- **What to work on**:
All of the material should be reproduced exactly, with pictures left out.

- **Raw records**:
* * *
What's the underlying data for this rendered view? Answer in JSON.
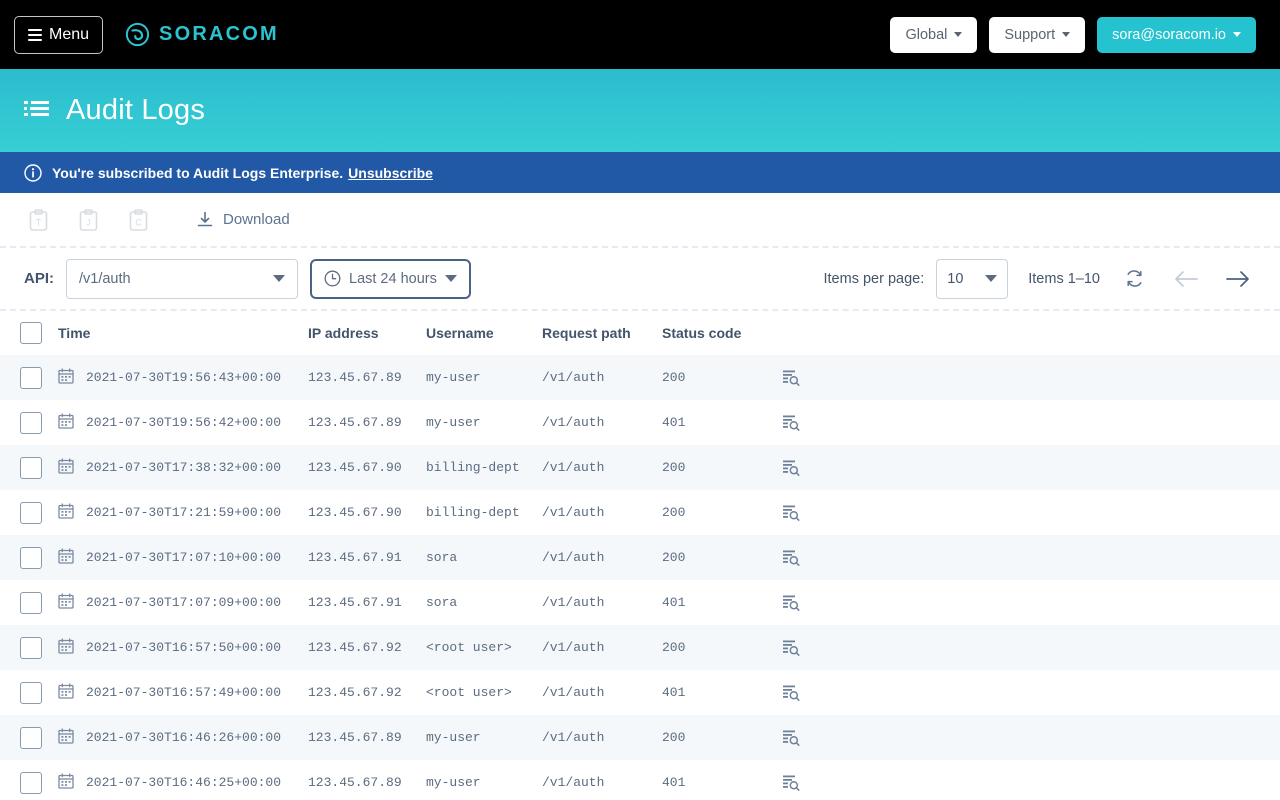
{
  "topnav": {
    "menu_label": "Menu",
    "brand": "SORACOM",
    "brand_color": "#2bc3cf",
    "coverage_label": "Global",
    "support_label": "Support",
    "account_label": "sora@soracom.io",
    "account_bg": "#24c3cf"
  },
  "header": {
    "title": "Audit Logs",
    "bg_color": "#2bbcce"
  },
  "banner": {
    "text": "You're subscribed to Audit Logs Enterprise.",
    "link_label": "Unsubscribe",
    "bg_color": "#2259a6"
  },
  "toolbar": {
    "copy_tsv_title": "Copy as TSV",
    "copy_json_title": "Copy as JSON",
    "copy_csv_title": "Copy to clipboard",
    "download_label": "Download"
  },
  "filters": {
    "api_label": "API:",
    "api_value": "/v1/auth",
    "time_range_label": "Last 24 hours"
  },
  "pagination": {
    "items_per_page_label": "Items per page:",
    "items_per_page_value": "10",
    "items_range": "Items 1–10",
    "refresh_title": "Refresh",
    "prev_title": "Previous page",
    "next_title": "Next page"
  },
  "table": {
    "columns": [
      "Time",
      "IP address",
      "Username",
      "Request path",
      "Status code"
    ],
    "rows": [
      {
        "time": "2021-07-30T19:56:43+00:00",
        "ip": "123.45.67.89",
        "username": "my-user",
        "path": "/v1/auth",
        "status": "200"
      },
      {
        "time": "2021-07-30T19:56:42+00:00",
        "ip": "123.45.67.89",
        "username": "my-user",
        "path": "/v1/auth",
        "status": "401"
      },
      {
        "time": "2021-07-30T17:38:32+00:00",
        "ip": "123.45.67.90",
        "username": "billing-dept",
        "path": "/v1/auth",
        "status": "200"
      },
      {
        "time": "2021-07-30T17:21:59+00:00",
        "ip": "123.45.67.90",
        "username": "billing-dept",
        "path": "/v1/auth",
        "status": "200"
      },
      {
        "time": "2021-07-30T17:07:10+00:00",
        "ip": "123.45.67.91",
        "username": "sora",
        "path": "/v1/auth",
        "status": "200"
      },
      {
        "time": "2021-07-30T17:07:09+00:00",
        "ip": "123.45.67.91",
        "username": "sora",
        "path": "/v1/auth",
        "status": "401"
      },
      {
        "time": "2021-07-30T16:57:50+00:00",
        "ip": "123.45.67.92",
        "username": "<root user>",
        "path": "/v1/auth",
        "status": "200"
      },
      {
        "time": "2021-07-30T16:57:49+00:00",
        "ip": "123.45.67.92",
        "username": "<root user>",
        "path": "/v1/auth",
        "status": "401"
      },
      {
        "time": "2021-07-30T16:46:26+00:00",
        "ip": "123.45.67.89",
        "username": "my-user",
        "path": "/v1/auth",
        "status": "200"
      },
      {
        "time": "2021-07-30T16:46:25+00:00",
        "ip": "123.45.67.89",
        "username": "my-user",
        "path": "/v1/auth",
        "status": "401"
      }
    ]
  }
}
* * *
- **Final result**:
What's the underlying data for this rendered view? Answer in JSON.
{
  "topnav": {
    "menu_label": "Menu",
    "brand": "SORACOM",
    "brand_color": "#2bc3cf",
    "coverage_label": "Global",
    "support_label": "Support",
    "account_label": "sora@soracom.io",
    "account_bg": "#24c3cf"
  },
  "header": {
    "title": "Audit Logs",
    "bg_color": "#2bbcce"
  },
  "banner": {
    "text": "You're subscribed to Audit Logs Enterprise.",
    "link_label": "Unsubscribe",
    "bg_color": "#2259a6"
  },
  "toolbar": {
    "copy_tsv_title": "Copy as TSV",
    "copy_json_title": "Copy as JSON",
    "copy_csv_title": "Copy to clipboard",
    "download_label": "Download"
  },
  "filters": {
    "api_label": "API:",
    "api_value": "/v1/auth",
    "time_range_label": "Last 24 hours"
  },
  "pagination": {
    "items_per_page_label": "Items per page:",
    "items_per_page_value": "10",
    "items_range": "Items 1–10",
    "refresh_title": "Refresh",
    "prev_title": "Previous page",
    "next_title": "Next page"
  },
  "table": {
    "columns": [
      "Time",
      "IP address",
      "Username",
      "Request path",
      "Status code"
    ],
    "rows": [
      {
        "time": "2021-07-30T19:56:43+00:00",
        "ip": "123.45.67.89",
        "username": "my-user",
        "path": "/v1/auth",
        "status": "200"
      },
      {
        "time": "2021-07-30T19:56:42+00:00",
        "ip": "123.45.67.89",
        "username": "my-user",
        "path": "/v1/auth",
        "status": "401"
      },
      {
        "time": "2021-07-30T17:38:32+00:00",
        "ip": "123.45.67.90",
        "username": "billing-dept",
        "path": "/v1/auth",
        "status": "200"
      },
      {
        "time": "2021-07-30T17:21:59+00:00",
        "ip": "123.45.67.90",
        "username": "billing-dept",
        "path": "/v1/auth",
        "status": "200"
      },
      {
        "time": "2021-07-30T17:07:10+00:00",
        "ip": "123.45.67.91",
        "username": "sora",
        "path": "/v1/auth",
        "status": "200"
      },
      {
        "time": "2021-07-30T17:07:09+00:00",
        "ip": "123.45.67.91",
        "username": "sora",
        "path": "/v1/auth",
        "status": "401"
      },
      {
        "time": "2021-07-30T16:57:50+00:00",
        "ip": "123.45.67.92",
        "username": "<root user>",
        "path": "/v1/auth",
        "status": "200"
      },
      {
        "time": "2021-07-30T16:57:49+00:00",
        "ip": "123.45.67.92",
        "username": "<root user>",
        "path": "/v1/auth",
        "status": "401"
      },
      {
        "time": "2021-07-30T16:46:26+00:00",
        "ip": "123.45.67.89",
        "username": "my-user",
        "path": "/v1/auth",
        "status": "200"
      },
      {
        "time": "2021-07-30T16:46:25+00:00",
        "ip": "123.45.67.89",
        "username": "my-user",
        "path": "/v1/auth",
        "status": "401"
      }
    ]
  }
}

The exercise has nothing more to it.